## Given problem
Beginning at the line containing "OCR this image." and continuing to the end of the records below, give each line again exactly as it stands, and only those lines.

## Data lines
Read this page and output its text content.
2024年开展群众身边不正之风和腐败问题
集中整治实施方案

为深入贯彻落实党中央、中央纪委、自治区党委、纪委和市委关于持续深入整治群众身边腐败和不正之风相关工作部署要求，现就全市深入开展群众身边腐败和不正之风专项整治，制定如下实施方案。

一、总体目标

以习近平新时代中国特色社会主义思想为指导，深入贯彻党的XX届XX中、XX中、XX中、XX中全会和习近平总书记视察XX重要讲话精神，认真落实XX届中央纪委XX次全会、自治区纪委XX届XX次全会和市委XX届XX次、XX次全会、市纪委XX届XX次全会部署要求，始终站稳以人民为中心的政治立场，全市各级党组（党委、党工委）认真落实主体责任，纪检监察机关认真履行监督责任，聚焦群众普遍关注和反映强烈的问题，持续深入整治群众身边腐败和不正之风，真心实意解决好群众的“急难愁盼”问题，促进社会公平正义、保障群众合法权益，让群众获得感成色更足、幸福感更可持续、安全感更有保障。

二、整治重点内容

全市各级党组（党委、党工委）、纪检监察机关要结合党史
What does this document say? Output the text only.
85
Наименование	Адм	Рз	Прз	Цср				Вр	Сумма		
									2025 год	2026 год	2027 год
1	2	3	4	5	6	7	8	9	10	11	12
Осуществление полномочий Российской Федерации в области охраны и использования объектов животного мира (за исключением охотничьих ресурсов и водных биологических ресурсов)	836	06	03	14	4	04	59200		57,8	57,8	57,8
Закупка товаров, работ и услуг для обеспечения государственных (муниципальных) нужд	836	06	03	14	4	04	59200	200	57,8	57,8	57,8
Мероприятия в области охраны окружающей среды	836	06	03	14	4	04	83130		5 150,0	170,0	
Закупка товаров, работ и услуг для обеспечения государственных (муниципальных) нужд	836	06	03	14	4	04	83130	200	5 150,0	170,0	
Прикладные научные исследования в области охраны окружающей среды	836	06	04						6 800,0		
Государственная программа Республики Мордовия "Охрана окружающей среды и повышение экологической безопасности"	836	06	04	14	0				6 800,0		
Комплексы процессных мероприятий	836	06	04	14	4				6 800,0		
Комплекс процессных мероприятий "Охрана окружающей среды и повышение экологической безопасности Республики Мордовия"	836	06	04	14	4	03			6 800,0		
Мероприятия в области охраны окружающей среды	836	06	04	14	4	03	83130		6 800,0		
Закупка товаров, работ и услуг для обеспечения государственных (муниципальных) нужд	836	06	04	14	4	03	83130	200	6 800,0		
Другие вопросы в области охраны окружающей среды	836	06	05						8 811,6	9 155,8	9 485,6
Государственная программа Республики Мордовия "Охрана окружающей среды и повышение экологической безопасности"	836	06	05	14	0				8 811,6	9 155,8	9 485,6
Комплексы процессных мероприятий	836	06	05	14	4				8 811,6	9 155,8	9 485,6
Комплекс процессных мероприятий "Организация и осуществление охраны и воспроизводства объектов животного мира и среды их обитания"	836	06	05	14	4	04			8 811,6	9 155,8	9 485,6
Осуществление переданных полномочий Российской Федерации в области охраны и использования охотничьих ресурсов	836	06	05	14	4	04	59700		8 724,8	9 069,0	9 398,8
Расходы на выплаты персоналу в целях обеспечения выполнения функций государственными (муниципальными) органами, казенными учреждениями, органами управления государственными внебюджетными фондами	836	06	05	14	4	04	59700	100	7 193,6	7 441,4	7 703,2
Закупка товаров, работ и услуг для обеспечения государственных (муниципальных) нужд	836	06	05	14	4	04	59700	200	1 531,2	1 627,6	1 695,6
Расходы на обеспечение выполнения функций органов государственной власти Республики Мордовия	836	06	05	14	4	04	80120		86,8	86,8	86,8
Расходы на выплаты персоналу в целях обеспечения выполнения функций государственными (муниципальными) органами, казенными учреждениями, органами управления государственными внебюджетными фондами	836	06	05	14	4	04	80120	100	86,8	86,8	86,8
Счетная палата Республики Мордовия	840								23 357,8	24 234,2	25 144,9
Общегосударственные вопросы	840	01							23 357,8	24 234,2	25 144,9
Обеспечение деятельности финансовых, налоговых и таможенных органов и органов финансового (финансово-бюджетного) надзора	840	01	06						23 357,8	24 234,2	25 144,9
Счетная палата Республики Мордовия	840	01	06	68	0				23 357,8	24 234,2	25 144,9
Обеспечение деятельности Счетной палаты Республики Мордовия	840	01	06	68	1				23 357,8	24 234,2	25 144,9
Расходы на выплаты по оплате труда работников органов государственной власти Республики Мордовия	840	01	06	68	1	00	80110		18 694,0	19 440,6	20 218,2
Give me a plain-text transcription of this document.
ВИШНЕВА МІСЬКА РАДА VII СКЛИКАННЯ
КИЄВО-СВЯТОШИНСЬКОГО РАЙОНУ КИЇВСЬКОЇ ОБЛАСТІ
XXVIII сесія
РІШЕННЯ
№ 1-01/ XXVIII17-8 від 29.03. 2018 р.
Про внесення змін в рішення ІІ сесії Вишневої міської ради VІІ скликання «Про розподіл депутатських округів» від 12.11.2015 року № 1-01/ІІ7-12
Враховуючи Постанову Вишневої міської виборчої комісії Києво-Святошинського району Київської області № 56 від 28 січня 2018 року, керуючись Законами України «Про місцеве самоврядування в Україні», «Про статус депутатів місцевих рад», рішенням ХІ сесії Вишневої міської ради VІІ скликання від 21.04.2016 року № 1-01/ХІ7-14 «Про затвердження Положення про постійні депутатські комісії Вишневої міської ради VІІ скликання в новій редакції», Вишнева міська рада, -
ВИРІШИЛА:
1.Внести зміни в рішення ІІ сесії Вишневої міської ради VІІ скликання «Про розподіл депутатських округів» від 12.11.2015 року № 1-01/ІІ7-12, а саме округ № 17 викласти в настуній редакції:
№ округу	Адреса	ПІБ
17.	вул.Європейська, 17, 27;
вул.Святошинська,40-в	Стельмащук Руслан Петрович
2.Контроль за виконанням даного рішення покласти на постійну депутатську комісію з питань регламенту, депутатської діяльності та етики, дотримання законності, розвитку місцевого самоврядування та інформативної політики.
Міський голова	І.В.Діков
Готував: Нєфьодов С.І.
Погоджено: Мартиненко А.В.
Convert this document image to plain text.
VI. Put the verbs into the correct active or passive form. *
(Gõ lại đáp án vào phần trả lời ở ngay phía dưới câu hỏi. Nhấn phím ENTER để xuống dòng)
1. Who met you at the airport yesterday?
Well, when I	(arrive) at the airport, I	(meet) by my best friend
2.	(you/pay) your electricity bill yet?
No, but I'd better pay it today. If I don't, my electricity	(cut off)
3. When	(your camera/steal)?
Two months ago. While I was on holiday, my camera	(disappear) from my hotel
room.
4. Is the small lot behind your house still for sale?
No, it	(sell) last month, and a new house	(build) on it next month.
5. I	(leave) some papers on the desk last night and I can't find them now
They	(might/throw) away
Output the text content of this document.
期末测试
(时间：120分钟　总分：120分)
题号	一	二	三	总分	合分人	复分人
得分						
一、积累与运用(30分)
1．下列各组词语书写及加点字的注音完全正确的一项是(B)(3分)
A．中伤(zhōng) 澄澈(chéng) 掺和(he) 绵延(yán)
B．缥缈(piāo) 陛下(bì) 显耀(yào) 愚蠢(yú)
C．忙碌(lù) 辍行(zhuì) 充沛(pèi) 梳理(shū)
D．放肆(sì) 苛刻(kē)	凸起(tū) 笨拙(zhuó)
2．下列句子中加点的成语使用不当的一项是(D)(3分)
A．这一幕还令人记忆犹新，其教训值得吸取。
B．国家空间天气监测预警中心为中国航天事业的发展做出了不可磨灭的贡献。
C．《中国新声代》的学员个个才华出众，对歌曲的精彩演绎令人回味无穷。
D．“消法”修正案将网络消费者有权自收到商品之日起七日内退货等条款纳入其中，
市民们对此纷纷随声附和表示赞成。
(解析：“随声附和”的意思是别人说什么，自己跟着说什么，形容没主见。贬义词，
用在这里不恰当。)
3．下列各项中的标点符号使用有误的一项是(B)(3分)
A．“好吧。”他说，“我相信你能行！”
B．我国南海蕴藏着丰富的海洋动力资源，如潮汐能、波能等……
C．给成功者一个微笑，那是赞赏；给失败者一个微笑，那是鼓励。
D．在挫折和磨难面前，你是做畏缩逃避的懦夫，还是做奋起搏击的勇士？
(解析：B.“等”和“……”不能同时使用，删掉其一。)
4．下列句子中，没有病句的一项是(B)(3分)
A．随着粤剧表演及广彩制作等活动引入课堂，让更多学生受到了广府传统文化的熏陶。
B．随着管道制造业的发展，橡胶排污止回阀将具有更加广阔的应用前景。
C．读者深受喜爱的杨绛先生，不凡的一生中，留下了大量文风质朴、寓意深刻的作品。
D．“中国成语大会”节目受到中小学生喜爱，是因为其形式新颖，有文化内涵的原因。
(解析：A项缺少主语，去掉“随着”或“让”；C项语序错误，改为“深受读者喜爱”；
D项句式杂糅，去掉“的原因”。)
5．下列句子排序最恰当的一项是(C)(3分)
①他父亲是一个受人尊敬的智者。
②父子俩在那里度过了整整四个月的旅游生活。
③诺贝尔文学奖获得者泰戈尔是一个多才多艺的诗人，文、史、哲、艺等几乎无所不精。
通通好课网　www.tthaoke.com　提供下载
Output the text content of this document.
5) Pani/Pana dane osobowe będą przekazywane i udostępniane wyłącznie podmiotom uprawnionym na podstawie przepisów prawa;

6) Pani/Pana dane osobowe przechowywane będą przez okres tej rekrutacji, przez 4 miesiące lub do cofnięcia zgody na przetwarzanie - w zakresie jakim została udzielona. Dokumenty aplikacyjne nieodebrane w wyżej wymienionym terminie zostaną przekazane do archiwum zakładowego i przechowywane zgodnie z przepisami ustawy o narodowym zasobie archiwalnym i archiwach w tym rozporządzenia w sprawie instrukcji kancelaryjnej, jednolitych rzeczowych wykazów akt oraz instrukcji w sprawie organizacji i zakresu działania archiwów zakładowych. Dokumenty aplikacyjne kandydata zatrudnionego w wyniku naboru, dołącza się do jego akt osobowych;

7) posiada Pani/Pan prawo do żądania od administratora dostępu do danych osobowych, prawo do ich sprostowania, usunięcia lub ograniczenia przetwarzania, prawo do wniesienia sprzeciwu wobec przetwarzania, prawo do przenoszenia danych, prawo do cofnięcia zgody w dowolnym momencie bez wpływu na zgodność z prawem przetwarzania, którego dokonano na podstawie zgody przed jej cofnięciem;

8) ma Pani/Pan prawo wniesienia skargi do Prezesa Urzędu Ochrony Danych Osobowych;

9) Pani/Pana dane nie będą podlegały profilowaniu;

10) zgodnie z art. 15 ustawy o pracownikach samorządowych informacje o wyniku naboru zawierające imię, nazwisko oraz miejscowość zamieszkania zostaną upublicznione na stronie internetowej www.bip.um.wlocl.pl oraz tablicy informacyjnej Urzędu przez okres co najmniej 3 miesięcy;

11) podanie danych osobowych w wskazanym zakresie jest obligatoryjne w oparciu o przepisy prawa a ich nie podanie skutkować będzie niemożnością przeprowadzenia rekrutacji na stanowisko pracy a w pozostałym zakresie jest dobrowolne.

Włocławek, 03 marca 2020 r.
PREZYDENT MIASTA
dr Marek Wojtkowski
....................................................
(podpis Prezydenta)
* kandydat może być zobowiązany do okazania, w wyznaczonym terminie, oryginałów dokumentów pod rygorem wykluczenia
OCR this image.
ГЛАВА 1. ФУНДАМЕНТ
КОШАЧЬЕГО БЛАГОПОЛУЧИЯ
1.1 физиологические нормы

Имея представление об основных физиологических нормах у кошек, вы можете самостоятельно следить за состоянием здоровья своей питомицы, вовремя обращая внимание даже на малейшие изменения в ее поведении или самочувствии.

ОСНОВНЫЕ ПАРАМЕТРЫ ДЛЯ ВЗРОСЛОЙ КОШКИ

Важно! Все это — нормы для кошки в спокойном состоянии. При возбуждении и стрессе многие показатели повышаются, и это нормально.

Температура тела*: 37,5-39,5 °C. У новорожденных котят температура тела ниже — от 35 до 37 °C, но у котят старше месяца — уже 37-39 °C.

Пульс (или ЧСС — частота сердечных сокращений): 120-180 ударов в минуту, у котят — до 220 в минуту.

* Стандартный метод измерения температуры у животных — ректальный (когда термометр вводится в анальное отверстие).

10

## Full response
OCR this image.
ГЛАВА 1. ФУНДАМЕНТ
КОШАЧЬЕГО БЛАГОПОЛУЧИЯ
1.1 физиологические нормы

Имея представление об основных физиологических нормах у кошек, вы можете самостоятельно следить за состоянием здоровья своей питомицы, вовремя обращая внимание даже на малейшие изменения в ее поведении или самочувствии.

ОСНОВНЫЕ ПАРАМЕТРЫ ДЛЯ ВЗРОСЛОЙ КОШКИ

Важно! Все это — нормы для кошки в спокойном состоянии. При возбуждении и стрессе многие показатели повышаются, и это нормально.

Температура тела*: 37,5-39,5 °C. У новорожденных котят температура тела ниже — от 35 до 37 °C, но у котят старше месяца — уже 37-39 °C.

Пульс (или ЧСС — частота сердечных сокращений): 120-180 ударов в минуту, у котят — до 220 в минуту.

* Стандартный метод измерения температуры у животных — ректальный (когда термометр вводится в анальное отверстие).

10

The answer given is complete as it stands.